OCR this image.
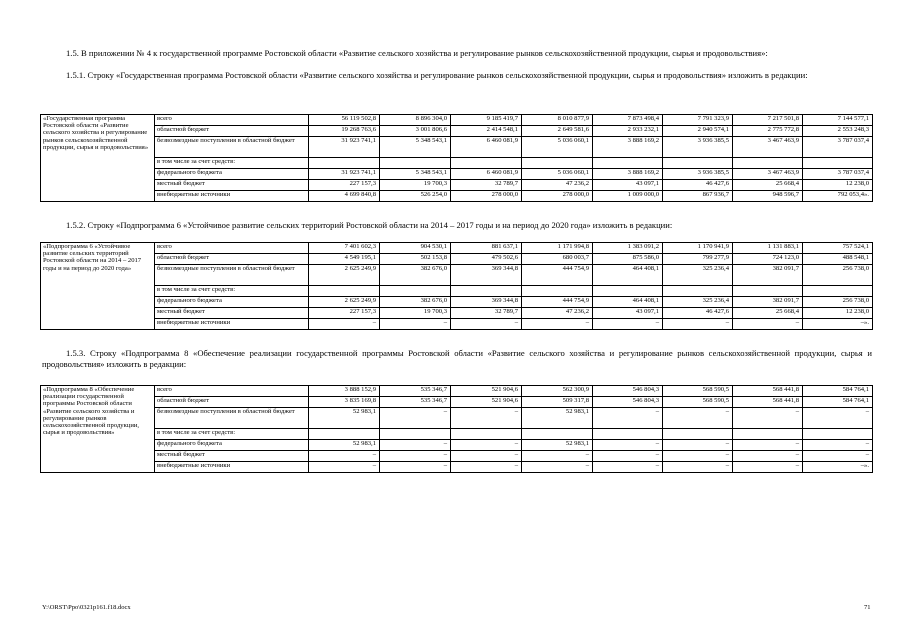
1.5. В приложении № 4 к государственной программе Ростовской области «Развитие сельского хозяйства и регулирование рынков сельскохозяйственной продукции, сырья и продовольствия»:

1.5.1. Строку «Государственная программа Ростовской области «Развитие сельского хозяйства и регулирование рынков сельскохозяйственной продукции, сырья и продовольствия» изложить в редакции:

«Государственная программа Ростовской области «Развитие сельского хозяйства и регулирование рынков сельскохозяйственной продукции, сырья и продовольствия»	всего	56 119 502,8	8 896 304,0	9 185 419,7	8 010 877,9	7 873 498,4	7 791 323,9	7 217 501,8	7 144 577,1
	областной бюджет	19 268 763,6	3 001 806,6	2 414 548,1	2 649 581,6	2 933 232,1	2 940 574,1	2 775 772,8	2 553 248,3
	безвозмездные поступления в областной бюджет	31 923 741,1	5 348 543,1	6 460 081,9	5 036 060,1	3 888 169,2	3 936 385,5	3 467 463,9	3 787 037,4
	в том числе за счет средств:								
	федерального бюджета	31 923 741,1	5 348 543,1	6 460 081,9	5 036 060,1	3 888 169,2	3 936 385,5	3 467 463,9	3 787 037,4
	местный бюджет	227 157,3	19 700,3	32 789,7	47 236,2	43 097,1	46 427,6	25 668,4	12 238,0
	внебюджетные источники	4 699 840,8	526 254,0	278 000,0	278 000,0	1 009 000,0	867 936,7	948 596,7	792 053,4».

1.5.2. Строку «Подпрограмма 6 «Устойчивое развитие сельских территорий Ростовской области на 2014 – 2017 годы и на период до 2020 года» изложить в редакции:

«Подпрограмма 6 «Устойчивое развитие сельских территорий Ростовской области на 2014 – 2017 годы и на период до 2020 года»	всего	7 401 602,3	904 530,1	881 637,1	1 171 994,8	1 383 091,2	1 170 941,9	1 131 883,1	757 524,1
	областной бюджет	4 549 195,1	502 153,8	479 502,6	680 003,7	875 586,0	799 277,9	724 123,0	488 548,1
	безвозмездные поступления в областной бюджет	2 625 249,9	382 676,0	369 344,8	444 754,9	464 408,1	325 236,4	382 091,7	256 738,0
	в том числе за счет средств:								
	федерального бюджета	2 625 249,9	382 676,0	369 344,8	444 754,9	464 408,1	325 236,4	382 091,7	256 738,0
	местный бюджет	227 157,3	19 700,3	32 789,7	47 236,2	43 097,1	46 427,6	25 668,4	12 238,0
	внебюджетные источники	–	–	–	–	–	–	–	–».

1.5.3. Строку «Подпрограмма 8 «Обеспечение реализации государственной программы Ростовской области «Развитие сельского хозяйства и регулирование рынков сельскохозяйственной продукции, сырья и продовольствия» изложить в редакции:

«Подпрограмма 8 «Обеспечение реализации государственной программы Ростовской области «Развитие сельского хозяйства и регулирование рынков сельскохозяйственной продукции, сырья и продовольствия»	всего	3 888 152,9	535 346,7	521 904,6	562 300,9	546 804,3	568 590,5	568 441,8	584 764,1
	областной бюджет	3 835 169,8	535 346,7	521 904,6	509 317,8	546 804,3	568 590,5	568 441,8	584 764,1
	безвозмездные поступления в областной бюджет	52 983,1	–	–	52 983,1	–	–	–	–
	в том числе за счет средств:								
	федерального бюджета	52 983,1	–	–	52 983,1	–	–	–	–
	местный бюджет	–	–	–	–	–	–	–	–
	внебюджетные источники	–	–	–	–	–	–	–	–».
Y:\ORST\Ppo\0321p161.f18.docx	71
-*-*-
* _Aim of the exercise_:
Reproduce each line exactly, please, except for any pictures.

* _Reply_:
OCR this image.
1.5. В приложении № 4 к государственной программе Ростовской области «Развитие сельского хозяйства и регулирование рынков сельскохозяйственной продукции, сырья и продовольствия»:

1.5.1. Строку «Государственная программа Ростовской области «Развитие сельского хозяйства и регулирование рынков сельскохозяйственной продукции, сырья и продовольствия» изложить в редакции:

«Государственная программа Ростовской области «Развитие сельского хозяйства и регулирование рынков сельскохозяйственной продукции, сырья и продовольствия»	всего	56 119 502,8	8 896 304,0	9 185 419,7	8 010 877,9	7 873 498,4	7 791 323,9	7 217 501,8	7 144 577,1
	областной бюджет	19 268 763,6	3 001 806,6	2 414 548,1	2 649 581,6	2 933 232,1	2 940 574,1	2 775 772,8	2 553 248,3
	безвозмездные поступления в областной бюджет	31 923 741,1	5 348 543,1	6 460 081,9	5 036 060,1	3 888 169,2	3 936 385,5	3 467 463,9	3 787 037,4
	в том числе за счет средств:								
	федерального бюджета	31 923 741,1	5 348 543,1	6 460 081,9	5 036 060,1	3 888 169,2	3 936 385,5	3 467 463,9	3 787 037,4
	местный бюджет	227 157,3	19 700,3	32 789,7	47 236,2	43 097,1	46 427,6	25 668,4	12 238,0
	внебюджетные источники	4 699 840,8	526 254,0	278 000,0	278 000,0	1 009 000,0	867 936,7	948 596,7	792 053,4».

1.5.2. Строку «Подпрограмма 6 «Устойчивое развитие сельских территорий Ростовской области на 2014 – 2017 годы и на период до 2020 года» изложить в редакции:

«Подпрограмма 6 «Устойчивое развитие сельских территорий Ростовской области на 2014 – 2017 годы и на период до 2020 года»	всего	7 401 602,3	904 530,1	881 637,1	1 171 994,8	1 383 091,2	1 170 941,9	1 131 883,1	757 524,1
	областной бюджет	4 549 195,1	502 153,8	479 502,6	680 003,7	875 586,0	799 277,9	724 123,0	488 548,1
	безвозмездные поступления в областной бюджет	2 625 249,9	382 676,0	369 344,8	444 754,9	464 408,1	325 236,4	382 091,7	256 738,0
	в том числе за счет средств:								
	федерального бюджета	2 625 249,9	382 676,0	369 344,8	444 754,9	464 408,1	325 236,4	382 091,7	256 738,0
	местный бюджет	227 157,3	19 700,3	32 789,7	47 236,2	43 097,1	46 427,6	25 668,4	12 238,0
	внебюджетные источники	–	–	–	–	–	–	–	–».

1.5.3. Строку «Подпрограмма 8 «Обеспечение реализации государственной программы Ростовской области «Развитие сельского хозяйства и регулирование рынков сельскохозяйственной продукции, сырья и продовольствия» изложить в редакции:

«Подпрограмма 8 «Обеспечение реализации государственной программы Ростовской области «Развитие сельского хозяйства и регулирование рынков сельскохозяйственной продукции, сырья и продовольствия»	всего	3 888 152,9	535 346,7	521 904,6	562 300,9	546 804,3	568 590,5	568 441,8	584 764,1
	областной бюджет	3 835 169,8	535 346,7	521 904,6	509 317,8	546 804,3	568 590,5	568 441,8	584 764,1
	безвозмездные поступления в областной бюджет	52 983,1	–	–	52 983,1	–	–	–	–
	в том числе за счет средств:								
	федерального бюджета	52 983,1	–	–	52 983,1	–	–	–	–
	местный бюджет	–	–	–	–	–	–	–	–
	внебюджетные источники	–	–	–	–	–	–	–	–».
Y:\ORST\Ppo\0321p161.f18.docx	71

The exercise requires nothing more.